> What the exercise asks: Return all lines from the listing below in which the string "dodržovat" occurs.

+++ Extracted entries +++

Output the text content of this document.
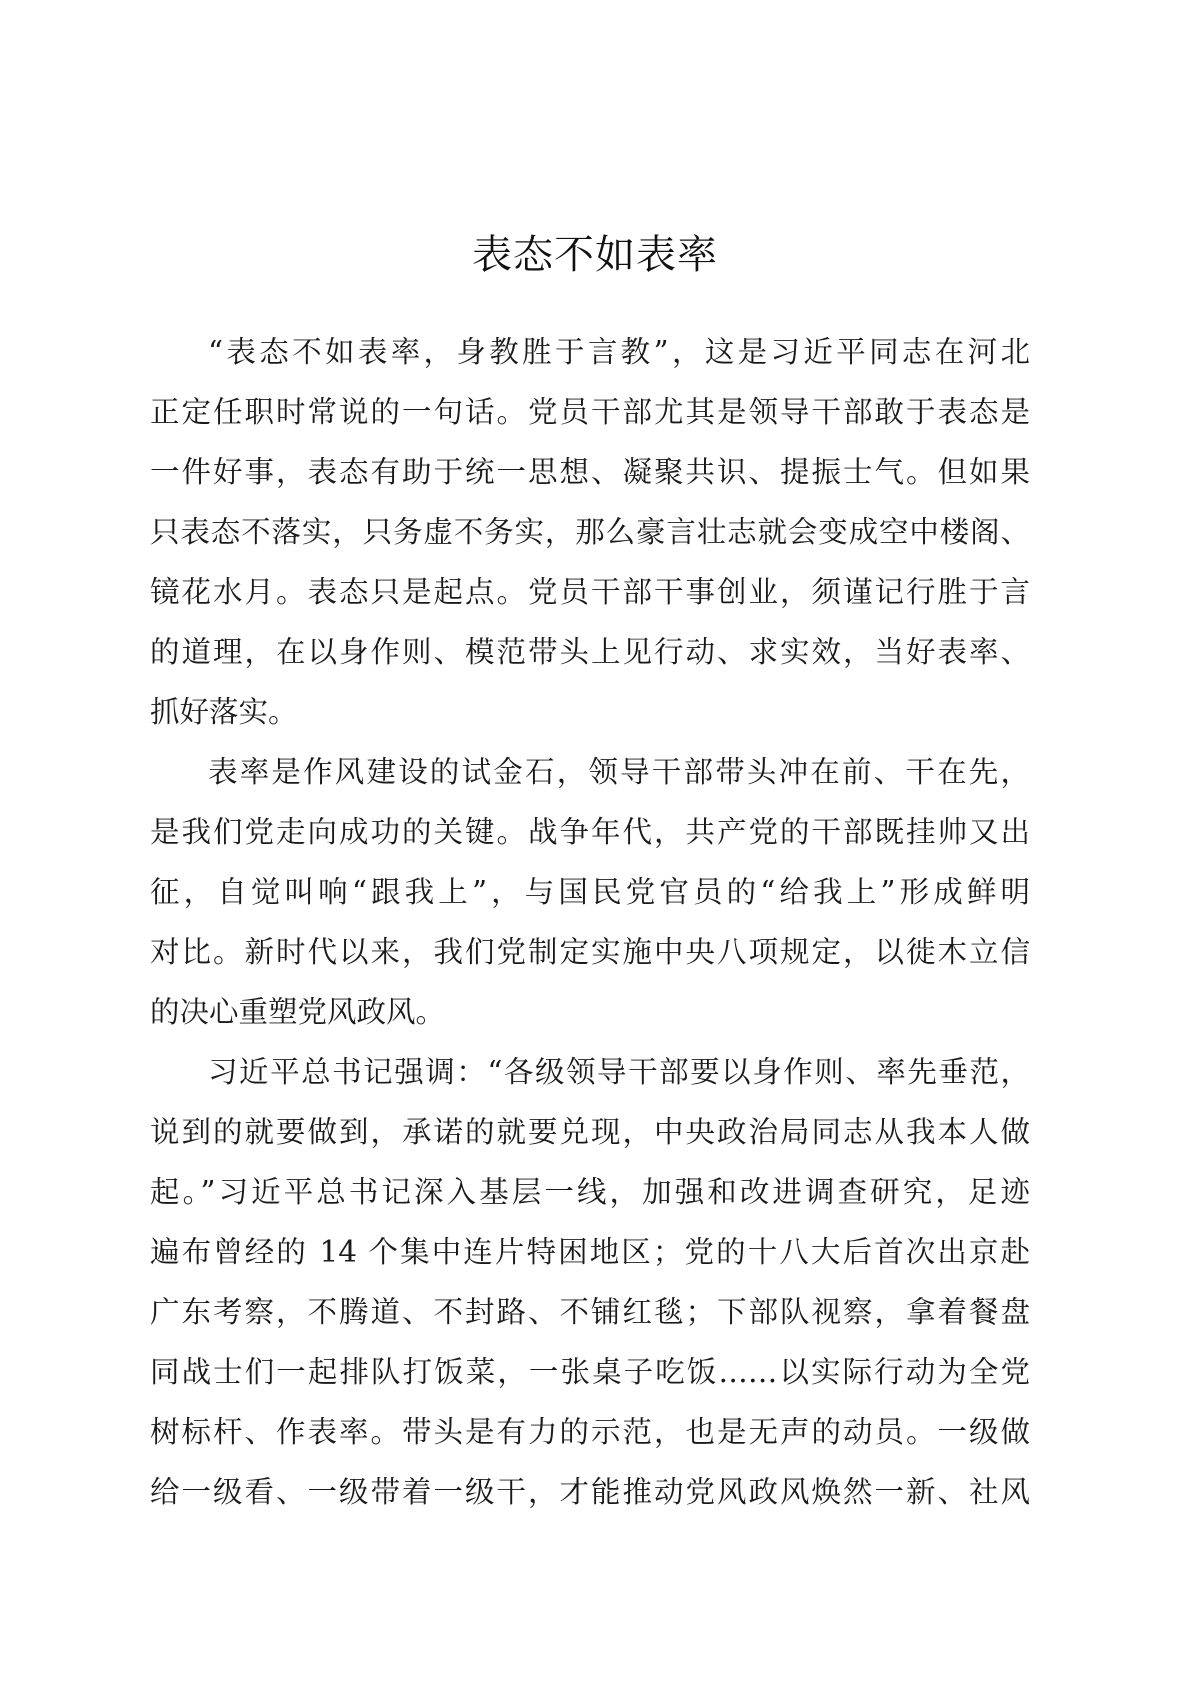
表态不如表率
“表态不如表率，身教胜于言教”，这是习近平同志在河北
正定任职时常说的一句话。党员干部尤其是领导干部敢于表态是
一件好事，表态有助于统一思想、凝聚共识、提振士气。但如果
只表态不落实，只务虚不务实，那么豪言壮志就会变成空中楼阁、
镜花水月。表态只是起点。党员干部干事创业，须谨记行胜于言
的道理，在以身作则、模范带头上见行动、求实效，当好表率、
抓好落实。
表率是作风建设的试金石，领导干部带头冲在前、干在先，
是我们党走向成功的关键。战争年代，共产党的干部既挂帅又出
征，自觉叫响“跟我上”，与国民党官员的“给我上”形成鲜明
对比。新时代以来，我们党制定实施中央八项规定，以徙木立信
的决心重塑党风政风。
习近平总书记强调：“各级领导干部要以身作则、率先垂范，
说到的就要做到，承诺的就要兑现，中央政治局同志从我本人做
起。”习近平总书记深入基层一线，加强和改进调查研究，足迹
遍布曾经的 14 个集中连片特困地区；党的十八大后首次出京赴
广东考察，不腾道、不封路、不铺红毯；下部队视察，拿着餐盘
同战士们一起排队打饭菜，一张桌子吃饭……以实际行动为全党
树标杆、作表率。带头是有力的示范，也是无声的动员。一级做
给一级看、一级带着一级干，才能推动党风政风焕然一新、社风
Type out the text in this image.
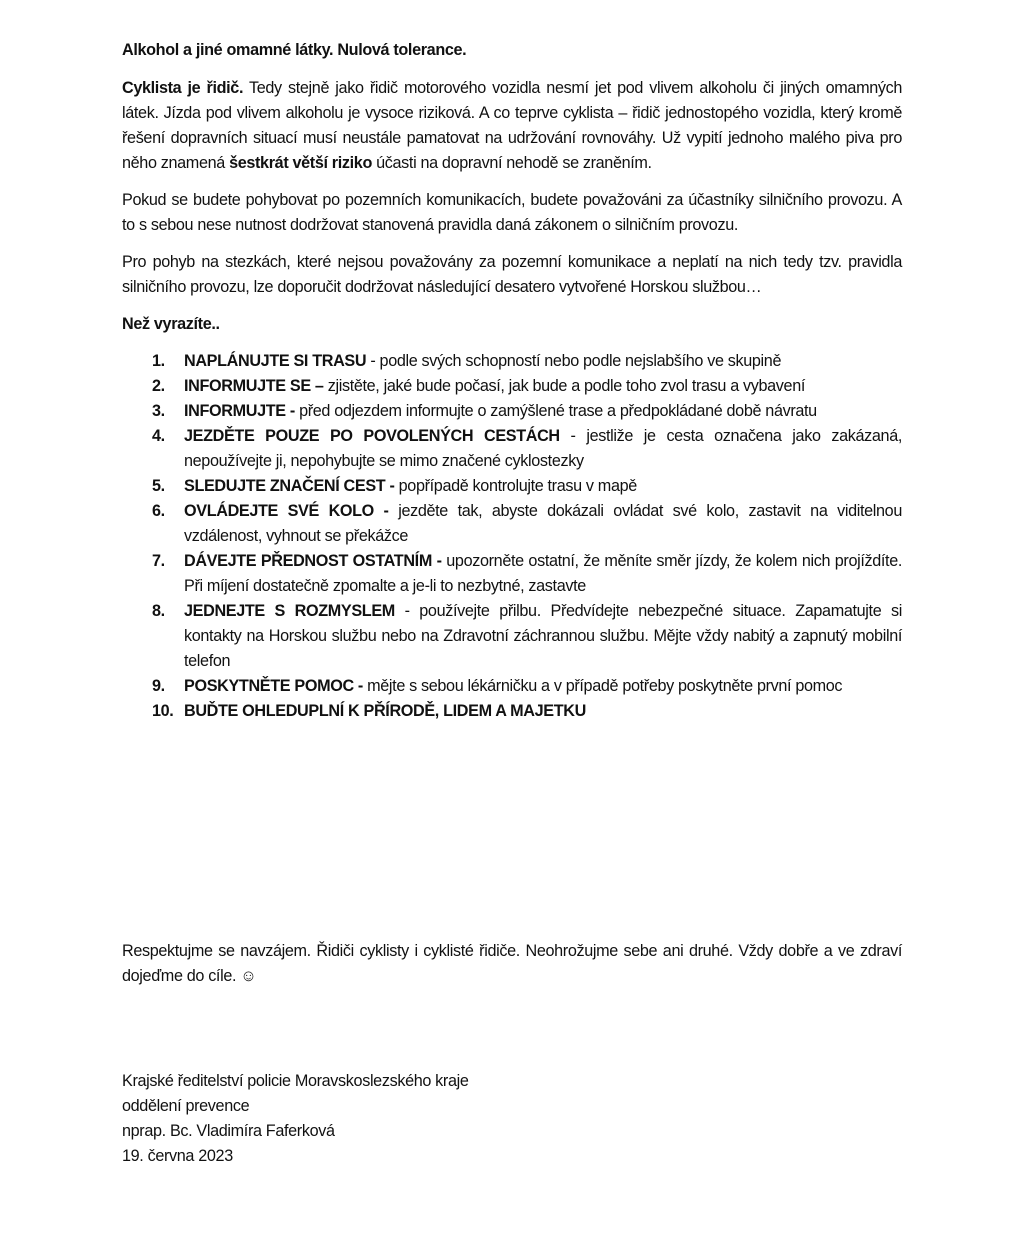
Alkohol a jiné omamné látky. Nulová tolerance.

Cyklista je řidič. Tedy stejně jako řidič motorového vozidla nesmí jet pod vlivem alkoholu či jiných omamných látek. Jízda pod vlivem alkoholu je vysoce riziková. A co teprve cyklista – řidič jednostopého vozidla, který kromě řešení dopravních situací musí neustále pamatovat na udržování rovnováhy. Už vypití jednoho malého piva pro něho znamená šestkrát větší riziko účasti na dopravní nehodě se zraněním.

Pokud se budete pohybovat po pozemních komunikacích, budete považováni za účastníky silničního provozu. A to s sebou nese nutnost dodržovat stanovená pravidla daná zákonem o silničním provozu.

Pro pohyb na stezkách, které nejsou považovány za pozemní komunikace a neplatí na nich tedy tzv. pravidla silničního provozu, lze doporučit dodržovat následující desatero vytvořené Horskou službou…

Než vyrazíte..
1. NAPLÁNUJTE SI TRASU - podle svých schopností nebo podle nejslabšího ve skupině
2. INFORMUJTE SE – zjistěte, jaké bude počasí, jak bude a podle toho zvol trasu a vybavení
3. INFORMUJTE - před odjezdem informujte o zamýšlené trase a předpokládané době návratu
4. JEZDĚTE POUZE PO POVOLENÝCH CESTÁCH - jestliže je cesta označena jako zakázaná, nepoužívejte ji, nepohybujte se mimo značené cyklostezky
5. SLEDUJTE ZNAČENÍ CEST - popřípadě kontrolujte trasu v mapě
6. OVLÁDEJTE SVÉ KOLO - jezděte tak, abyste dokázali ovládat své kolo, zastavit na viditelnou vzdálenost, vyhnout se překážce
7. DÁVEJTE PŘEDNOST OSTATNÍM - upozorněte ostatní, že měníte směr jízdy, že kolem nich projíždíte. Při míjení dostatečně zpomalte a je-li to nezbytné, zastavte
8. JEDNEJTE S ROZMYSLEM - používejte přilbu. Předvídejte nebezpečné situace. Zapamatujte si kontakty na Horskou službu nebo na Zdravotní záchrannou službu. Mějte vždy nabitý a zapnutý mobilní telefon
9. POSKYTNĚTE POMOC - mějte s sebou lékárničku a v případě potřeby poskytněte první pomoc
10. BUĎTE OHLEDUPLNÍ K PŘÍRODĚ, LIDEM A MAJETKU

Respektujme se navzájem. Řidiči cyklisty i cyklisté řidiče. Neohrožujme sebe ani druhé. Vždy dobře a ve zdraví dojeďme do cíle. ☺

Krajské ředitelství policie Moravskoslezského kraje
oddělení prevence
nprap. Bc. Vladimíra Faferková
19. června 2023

+++
+++ Extracted entries +++

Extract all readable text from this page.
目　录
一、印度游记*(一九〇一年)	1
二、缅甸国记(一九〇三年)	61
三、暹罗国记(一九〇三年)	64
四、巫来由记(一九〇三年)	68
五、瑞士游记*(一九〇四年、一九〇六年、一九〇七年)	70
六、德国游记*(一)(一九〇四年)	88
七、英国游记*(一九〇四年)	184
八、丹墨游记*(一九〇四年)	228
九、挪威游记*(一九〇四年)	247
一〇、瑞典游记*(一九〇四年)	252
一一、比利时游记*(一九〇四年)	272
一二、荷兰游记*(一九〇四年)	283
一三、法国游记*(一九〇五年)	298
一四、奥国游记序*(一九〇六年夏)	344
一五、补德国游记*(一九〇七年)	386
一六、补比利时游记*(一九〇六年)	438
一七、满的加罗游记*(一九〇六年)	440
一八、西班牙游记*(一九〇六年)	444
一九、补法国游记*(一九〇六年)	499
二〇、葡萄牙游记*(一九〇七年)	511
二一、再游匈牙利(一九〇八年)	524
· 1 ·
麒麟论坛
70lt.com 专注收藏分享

+++

> Exercise response:
Pokud se budete pohybovat po pozemních komunikacích, budete považováni za účastníky silničního provozu. A to s sebou nese nutnost dodržovat stanovená pravidla daná zákonem o silničním provozu.
Pro pohyb na stezkách, které nejsou považovány za pozemní komunikace a neplatí na nich tedy tzv. pravidla silničního provozu, lze doporučit dodržovat následující desatero vytvořené Horskou službou…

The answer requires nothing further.